Exercise ▸ Return the whole listing exactly as it stands.

Items listed in a dataset ▸
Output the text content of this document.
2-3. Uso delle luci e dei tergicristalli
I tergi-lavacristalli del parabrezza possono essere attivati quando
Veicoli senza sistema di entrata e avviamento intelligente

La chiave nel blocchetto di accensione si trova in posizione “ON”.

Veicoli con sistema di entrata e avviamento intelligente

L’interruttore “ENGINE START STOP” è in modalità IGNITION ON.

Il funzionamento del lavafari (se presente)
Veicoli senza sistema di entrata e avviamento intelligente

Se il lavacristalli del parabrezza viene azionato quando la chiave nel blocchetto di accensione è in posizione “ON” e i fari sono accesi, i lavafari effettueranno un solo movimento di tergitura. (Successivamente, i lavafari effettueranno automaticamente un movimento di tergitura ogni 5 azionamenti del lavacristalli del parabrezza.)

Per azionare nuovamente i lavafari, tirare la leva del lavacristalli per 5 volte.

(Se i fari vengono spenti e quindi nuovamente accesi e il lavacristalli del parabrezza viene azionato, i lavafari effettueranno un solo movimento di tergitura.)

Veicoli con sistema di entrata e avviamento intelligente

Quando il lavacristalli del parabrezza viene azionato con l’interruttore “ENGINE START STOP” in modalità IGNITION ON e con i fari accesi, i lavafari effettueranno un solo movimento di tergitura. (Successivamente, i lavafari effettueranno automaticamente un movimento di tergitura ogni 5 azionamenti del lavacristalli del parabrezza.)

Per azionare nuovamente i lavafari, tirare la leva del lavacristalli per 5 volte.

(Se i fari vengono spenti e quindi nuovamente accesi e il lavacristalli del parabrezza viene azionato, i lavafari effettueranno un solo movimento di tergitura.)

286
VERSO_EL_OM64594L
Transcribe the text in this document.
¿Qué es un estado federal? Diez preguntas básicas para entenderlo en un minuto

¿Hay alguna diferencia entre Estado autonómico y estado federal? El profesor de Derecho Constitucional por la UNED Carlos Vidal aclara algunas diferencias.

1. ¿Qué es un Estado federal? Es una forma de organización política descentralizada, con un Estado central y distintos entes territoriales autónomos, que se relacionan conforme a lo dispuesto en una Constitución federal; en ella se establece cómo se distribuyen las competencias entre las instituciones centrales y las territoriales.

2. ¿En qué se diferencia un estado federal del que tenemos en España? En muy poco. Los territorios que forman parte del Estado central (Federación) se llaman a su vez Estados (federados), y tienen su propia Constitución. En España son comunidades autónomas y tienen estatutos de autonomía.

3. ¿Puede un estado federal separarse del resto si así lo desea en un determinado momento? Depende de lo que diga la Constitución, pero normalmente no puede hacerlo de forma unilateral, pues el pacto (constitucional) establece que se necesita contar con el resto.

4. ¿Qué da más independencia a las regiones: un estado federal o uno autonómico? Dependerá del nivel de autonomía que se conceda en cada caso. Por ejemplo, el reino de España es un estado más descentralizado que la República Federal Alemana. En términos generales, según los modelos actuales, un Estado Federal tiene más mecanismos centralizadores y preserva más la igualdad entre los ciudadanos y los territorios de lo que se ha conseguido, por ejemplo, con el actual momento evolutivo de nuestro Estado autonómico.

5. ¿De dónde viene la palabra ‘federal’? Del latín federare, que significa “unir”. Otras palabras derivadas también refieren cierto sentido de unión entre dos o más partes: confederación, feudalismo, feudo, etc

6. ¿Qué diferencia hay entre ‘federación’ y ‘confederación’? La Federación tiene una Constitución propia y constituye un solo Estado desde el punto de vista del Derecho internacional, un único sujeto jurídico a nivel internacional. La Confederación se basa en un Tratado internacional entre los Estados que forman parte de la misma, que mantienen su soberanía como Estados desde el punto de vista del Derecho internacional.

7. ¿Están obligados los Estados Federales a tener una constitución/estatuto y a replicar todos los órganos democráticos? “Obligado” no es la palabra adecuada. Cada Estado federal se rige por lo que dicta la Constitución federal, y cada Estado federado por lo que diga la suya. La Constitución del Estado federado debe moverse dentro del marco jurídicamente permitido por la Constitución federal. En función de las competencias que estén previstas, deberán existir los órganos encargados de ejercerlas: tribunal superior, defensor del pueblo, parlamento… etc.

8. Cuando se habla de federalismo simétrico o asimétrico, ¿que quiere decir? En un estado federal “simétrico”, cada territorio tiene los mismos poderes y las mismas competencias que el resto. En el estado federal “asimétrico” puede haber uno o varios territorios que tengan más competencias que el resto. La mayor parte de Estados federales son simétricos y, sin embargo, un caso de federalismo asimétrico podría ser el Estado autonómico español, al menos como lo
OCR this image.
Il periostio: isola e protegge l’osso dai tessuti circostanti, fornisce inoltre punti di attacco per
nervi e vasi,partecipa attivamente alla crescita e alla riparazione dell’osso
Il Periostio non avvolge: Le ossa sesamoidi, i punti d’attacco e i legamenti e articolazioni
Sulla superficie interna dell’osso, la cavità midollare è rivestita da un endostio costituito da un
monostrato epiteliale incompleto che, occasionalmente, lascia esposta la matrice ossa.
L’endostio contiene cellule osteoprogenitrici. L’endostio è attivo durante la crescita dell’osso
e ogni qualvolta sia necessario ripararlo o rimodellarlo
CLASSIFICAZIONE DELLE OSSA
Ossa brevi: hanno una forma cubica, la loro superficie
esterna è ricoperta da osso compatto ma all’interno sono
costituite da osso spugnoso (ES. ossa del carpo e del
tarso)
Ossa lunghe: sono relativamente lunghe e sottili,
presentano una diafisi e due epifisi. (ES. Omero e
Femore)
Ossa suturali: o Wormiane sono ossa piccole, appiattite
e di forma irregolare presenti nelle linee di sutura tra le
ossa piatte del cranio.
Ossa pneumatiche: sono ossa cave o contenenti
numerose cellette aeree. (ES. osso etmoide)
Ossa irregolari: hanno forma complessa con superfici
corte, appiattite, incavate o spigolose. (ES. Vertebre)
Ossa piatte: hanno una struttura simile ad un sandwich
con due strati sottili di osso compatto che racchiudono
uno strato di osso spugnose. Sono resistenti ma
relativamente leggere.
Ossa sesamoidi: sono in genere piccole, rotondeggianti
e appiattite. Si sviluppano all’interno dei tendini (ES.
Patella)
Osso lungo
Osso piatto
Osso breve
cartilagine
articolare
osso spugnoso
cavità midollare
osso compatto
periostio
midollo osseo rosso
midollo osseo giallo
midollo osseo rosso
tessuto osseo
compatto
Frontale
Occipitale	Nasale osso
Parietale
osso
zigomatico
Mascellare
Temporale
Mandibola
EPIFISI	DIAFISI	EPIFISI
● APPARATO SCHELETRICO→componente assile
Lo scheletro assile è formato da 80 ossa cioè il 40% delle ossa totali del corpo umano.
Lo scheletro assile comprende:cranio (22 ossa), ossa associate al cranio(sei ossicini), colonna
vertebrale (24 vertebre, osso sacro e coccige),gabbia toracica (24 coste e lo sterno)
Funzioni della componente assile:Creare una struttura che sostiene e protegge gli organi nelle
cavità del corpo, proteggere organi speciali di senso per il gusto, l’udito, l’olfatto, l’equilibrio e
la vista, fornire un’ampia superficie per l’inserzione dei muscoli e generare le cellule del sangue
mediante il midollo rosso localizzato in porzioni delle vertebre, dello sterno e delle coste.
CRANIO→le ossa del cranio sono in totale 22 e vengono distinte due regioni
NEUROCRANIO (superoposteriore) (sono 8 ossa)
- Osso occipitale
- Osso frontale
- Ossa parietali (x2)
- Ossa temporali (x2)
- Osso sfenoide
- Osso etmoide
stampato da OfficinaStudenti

Written answer ▸
Output the text content of this document.
2-3. Uso delle luci e dei tergicristalli
I tergi-lavacristalli del parabrezza possono essere attivati quando
Veicoli senza sistema di entrata e avviamento intelligente

La chiave nel blocchetto di accensione si trova in posizione “ON”.

Veicoli con sistema di entrata e avviamento intelligente

L’interruttore “ENGINE START STOP” è in modalità IGNITION ON.

Il funzionamento del lavafari (se presente)
Veicoli senza sistema di entrata e avviamento intelligente

Se il lavacristalli del parabrezza viene azionato quando la chiave nel blocchetto di accensione è in posizione “ON” e i fari sono accesi, i lavafari effettueranno un solo movimento di tergitura. (Successivamente, i lavafari effettueranno automaticamente un movimento di tergitura ogni 5 azionamenti del lavacristalli del parabrezza.)

Per azionare nuovamente i lavafari, tirare la leva del lavacristalli per 5 volte.

(Se i fari vengono spenti e quindi nuovamente accesi e il lavacristalli del parabrezza viene azionato, i lavafari effettueranno un solo movimento di tergitura.)

Veicoli con sistema di entrata e avviamento intelligente

Quando il lavacristalli del parabrezza viene azionato con l’interruttore “ENGINE START STOP” in modalità IGNITION ON e con i fari accesi, i lavafari effettueranno un solo movimento di tergitura. (Successivamente, i lavafari effettueranno automaticamente un movimento di tergitura ogni 5 azionamenti del lavacristalli del parabrezza.)

Per azionare nuovamente i lavafari, tirare la leva del lavacristalli per 5 volte.

(Se i fari vengono spenti e quindi nuovamente accesi e il lavacristalli del parabrezza viene azionato, i lavafari effettueranno un solo movimento di tergitura.)

286
VERSO_EL_OM64594L
Transcribe the text in this document.
¿Qué es un estado federal? Diez preguntas básicas para entenderlo en un minuto

¿Hay alguna diferencia entre Estado autonómico y estado federal? El profesor de Derecho Constitucional por la UNED Carlos Vidal aclara algunas diferencias.

1. ¿Qué es un Estado federal? Es una forma de organización política descentralizada, con un Estado central y distintos entes territoriales autónomos, que se relacionan conforme a lo dispuesto en una Constitución federal; en ella se establece cómo se distribuyen las competencias entre las instituciones centrales y las territoriales.

2. ¿En qué se diferencia un estado federal del que tenemos en España? En muy poco. Los territorios que forman parte del Estado central (Federación) se llaman a su vez Estados (federados), y tienen su propia Constitución. En España son comunidades autónomas y tienen estatutos de autonomía.

3. ¿Puede un estado federal separarse del resto si así lo desea en un determinado momento? Depende de lo que diga la Constitución, pero normalmente no puede hacerlo de forma unilateral, pues el pacto (constitucional) establece que se necesita contar con el resto.

4. ¿Qué da más independencia a las regiones: un estado federal o uno autonómico? Dependerá del nivel de autonomía que se conceda en cada caso. Por ejemplo, el reino de España es un estado más descentralizado que la República Federal Alemana. En términos generales, según los modelos actuales, un Estado Federal tiene más mecanismos centralizadores y preserva más la igualdad entre los ciudadanos y los territorios de lo que se ha conseguido, por ejemplo, con el actual momento evolutivo de nuestro Estado autonómico.

5. ¿De dónde viene la palabra ‘federal’? Del latín federare, que significa “unir”. Otras palabras derivadas también refieren cierto sentido de unión entre dos o más partes: confederación, feudalismo, feudo, etc

6. ¿Qué diferencia hay entre ‘federación’ y ‘confederación’? La Federación tiene una Constitución propia y constituye un solo Estado desde el punto de vista del Derecho internacional, un único sujeto jurídico a nivel internacional. La Confederación se basa en un Tratado internacional entre los Estados que forman parte de la misma, que mantienen su soberanía como Estados desde el punto de vista del Derecho internacional.

7. ¿Están obligados los Estados Federales a tener una constitución/estatuto y a replicar todos los órganos democráticos? “Obligado” no es la palabra adecuada. Cada Estado federal se rige por lo que dicta la Constitución federal, y cada Estado federado por lo que diga la suya. La Constitución del Estado federado debe moverse dentro del marco jurídicamente permitido por la Constitución federal. En función de las competencias que estén previstas, deberán existir los órganos encargados de ejercerlas: tribunal superior, defensor del pueblo, parlamento… etc.

8. Cuando se habla de federalismo simétrico o asimétrico, ¿que quiere decir? En un estado federal “simétrico”, cada territorio tiene los mismos poderes y las mismas competencias que el resto. En el estado federal “asimétrico” puede haber uno o varios territorios que tengan más competencias que el resto. La mayor parte de Estados federales son simétricos y, sin embargo, un caso de federalismo asimétrico podría ser el Estado autonómico español, al menos como lo
OCR this image.
Il periostio: isola e protegge l’osso dai tessuti circostanti, fornisce inoltre punti di attacco per
nervi e vasi,partecipa attivamente alla crescita e alla riparazione dell’osso
Il Periostio non avvolge: Le ossa sesamoidi, i punti d’attacco e i legamenti e articolazioni
Sulla superficie interna dell’osso, la cavità midollare è rivestita da un endostio costituito da un
monostrato epiteliale incompleto che, occasionalmente, lascia esposta la matrice ossa.
L’endostio contiene cellule osteoprogenitrici. L’endostio è attivo durante la crescita dell’osso
e ogni qualvolta sia necessario ripararlo o rimodellarlo
CLASSIFICAZIONE DELLE OSSA
Ossa brevi: hanno una forma cubica, la loro superficie
esterna è ricoperta da osso compatto ma all’interno sono
costituite da osso spugnoso (ES. ossa del carpo e del
tarso)
Ossa lunghe: sono relativamente lunghe e sottili,
presentano una diafisi e due epifisi. (ES. Omero e
Femore)
Ossa suturali: o Wormiane sono ossa piccole, appiattite
e di forma irregolare presenti nelle linee di sutura tra le
ossa piatte del cranio.
Ossa pneumatiche: sono ossa cave o contenenti
numerose cellette aeree. (ES. osso etmoide)
Ossa irregolari: hanno forma complessa con superfici
corte, appiattite, incavate o spigolose. (ES. Vertebre)
Ossa piatte: hanno una struttura simile ad un sandwich
con due strati sottili di osso compatto che racchiudono
uno strato di osso spugnose. Sono resistenti ma
relativamente leggere.
Ossa sesamoidi: sono in genere piccole, rotondeggianti
e appiattite. Si sviluppano all’interno dei tendini (ES.
Patella)
Osso lungo
Osso piatto
Osso breve
cartilagine
articolare
osso spugnoso
cavità midollare
osso compatto
periostio
midollo osseo rosso
midollo osseo giallo
midollo osseo rosso
tessuto osseo
compatto
Frontale
Occipitale	Nasale osso
Parietale
osso
zigomatico
Mascellare
Temporale
Mandibola
EPIFISI	DIAFISI	EPIFISI
● APPARATO SCHELETRICO→componente assile
Lo scheletro assile è formato da 80 ossa cioè il 40% delle ossa totali del corpo umano.
Lo scheletro assile comprende:cranio (22 ossa), ossa associate al cranio(sei ossicini), colonna
vertebrale (24 vertebre, osso sacro e coccige),gabbia toracica (24 coste e lo sterno)
Funzioni della componente assile:Creare una struttura che sostiene e protegge gli organi nelle
cavità del corpo, proteggere organi speciali di senso per il gusto, l’udito, l’olfatto, l’equilibrio e
la vista, fornire un’ampia superficie per l’inserzione dei muscoli e generare le cellule del sangue
mediante il midollo rosso localizzato in porzioni delle vertebre, dello sterno e delle coste.
CRANIO→le ossa del cranio sono in totale 22 e vengono distinte due regioni
NEUROCRANIO (superoposteriore) (sono 8 ossa)
- Osso occipitale
- Osso frontale
- Ossa parietali (x2)
- Ossa temporali (x2)
- Osso sfenoide
- Osso etmoide
stampato da OfficinaStudenti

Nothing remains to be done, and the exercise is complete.